• [EXERCISE]: Please set down all the lines beneath this one exactly, without the pictures.

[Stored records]
BEGIN
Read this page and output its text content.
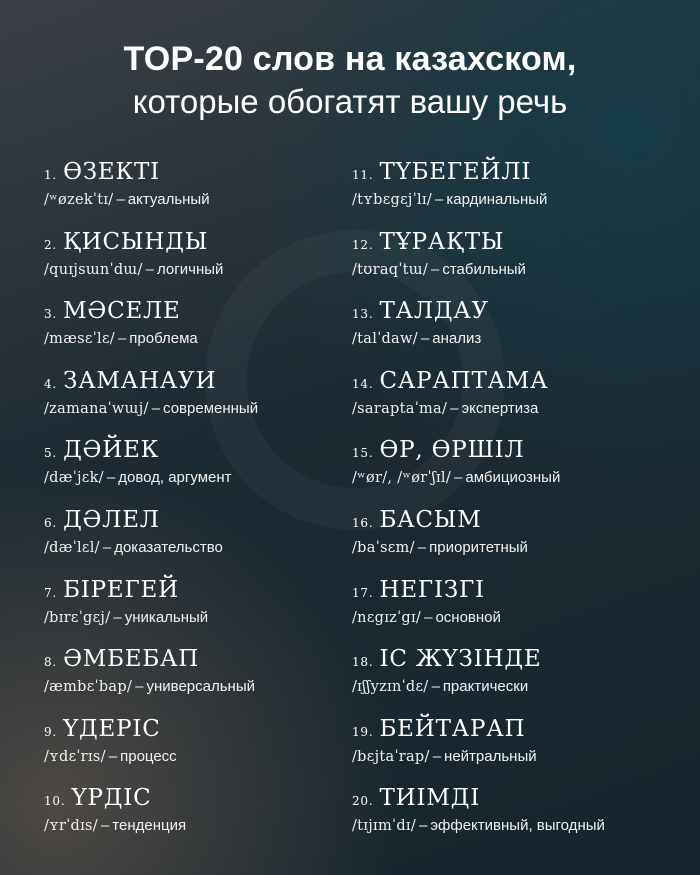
TOP-20 слов на казахском,
которые обогатят вашу речь
1. ӨЗЕКТІ
/ʷøzekˈtɪ/ – актуальный
2. ҚИСЫНДЫ
/quɪjsɯnˈdɯ/ – логичный
3. МӘСЕЛЕ
/mæsɛˈlɛ/ – проблема
4. ЗАМАНАУИ
/zamanaˈwɯj/ – современный
5. ДӘЙЕК
/dæˈjɛk/ – довод, аргумент
6. ДӘЛЕЛ
/dæˈlɛl/ – доказательство
7. БІРЕГЕЙ
/bɪrɛˈgɛj/ – уникальный
8. ӘМБЕБАП
/æmbɛˈbap/ – универсальный
9. ҮДЕРІС
/ʏdɛˈrɪs/ – процесс
10. ҮРДІС
/ʏrˈdɪs/ – тенденция
11. ТҮБЕГЕЙЛІ
/tʏbɛgɛjˈlɪ/ – кардинальный
12. ТҰРАҚТЫ
/tʊraqˈtɯ/ – стабильный
13. ТАЛДАУ
/talˈdaw/ – анализ
14. САРАПТАМА
/saraptaˈma/ – экспертиза
15. ӨР, ӨРШІЛ
/ʷør/, /ʷørˈʃɪl/ – амбициозный
16. БАСЫМ
/baˈsɛm/ – приоритетный
17. НЕГІЗГІ
/nɛgɪzˈgɪ/ – основной
18. ІС ЖҮЗІНДЕ
/ɪʃʃyzɪnˈdɛ/ – практически
19. БЕЙТАРАП
/bɛjtaˈrap/ – нейтральный
20. ТИІМДІ
/tɪjɪmˈdɪ/ – эффективный, выгодный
END
• [SOLUTION FOR THIS EXERCISE]:
Read this page and output its text content.
TOP-20 слов на казахском,
которые обогатят вашу речь
1. ӨЗЕКТІ
/ʷøzekˈtɪ/ – актуальный
2. ҚИСЫНДЫ
/quɪjsɯnˈdɯ/ – логичный
3. МӘСЕЛЕ
/mæsɛˈlɛ/ – проблема
4. ЗАМАНАУИ
/zamanaˈwɯj/ – современный
5. ДӘЙЕК
/dæˈjɛk/ – довод, аргумент
6. ДӘЛЕЛ
/dæˈlɛl/ – доказательство
7. БІРЕГЕЙ
/bɪrɛˈgɛj/ – уникальный
8. ӘМБЕБАП
/æmbɛˈbap/ – универсальный
9. ҮДЕРІС
/ʏdɛˈrɪs/ – процесс
10. ҮРДІС
/ʏrˈdɪs/ – тенденция
11. ТҮБЕГЕЙЛІ
/tʏbɛgɛjˈlɪ/ – кардинальный
12. ТҰРАҚТЫ
/tʊraqˈtɯ/ – стабильный
13. ТАЛДАУ
/talˈdaw/ – анализ
14. САРАПТАМА
/saraptaˈma/ – экспертиза
15. ӨР, ӨРШІЛ
/ʷør/, /ʷørˈʃɪl/ – амбициозный
16. БАСЫМ
/baˈsɛm/ – приоритетный
17. НЕГІЗГІ
/nɛgɪzˈgɪ/ – основной
18. ІС ЖҮЗІНДЕ
/ɪʃʃyzɪnˈdɛ/ – практически
19. БЕЙТАРАП
/bɛjtaˈrap/ – нейтральный
20. ТИІМДІ
/tɪjɪmˈdɪ/ – эффективный, выгодный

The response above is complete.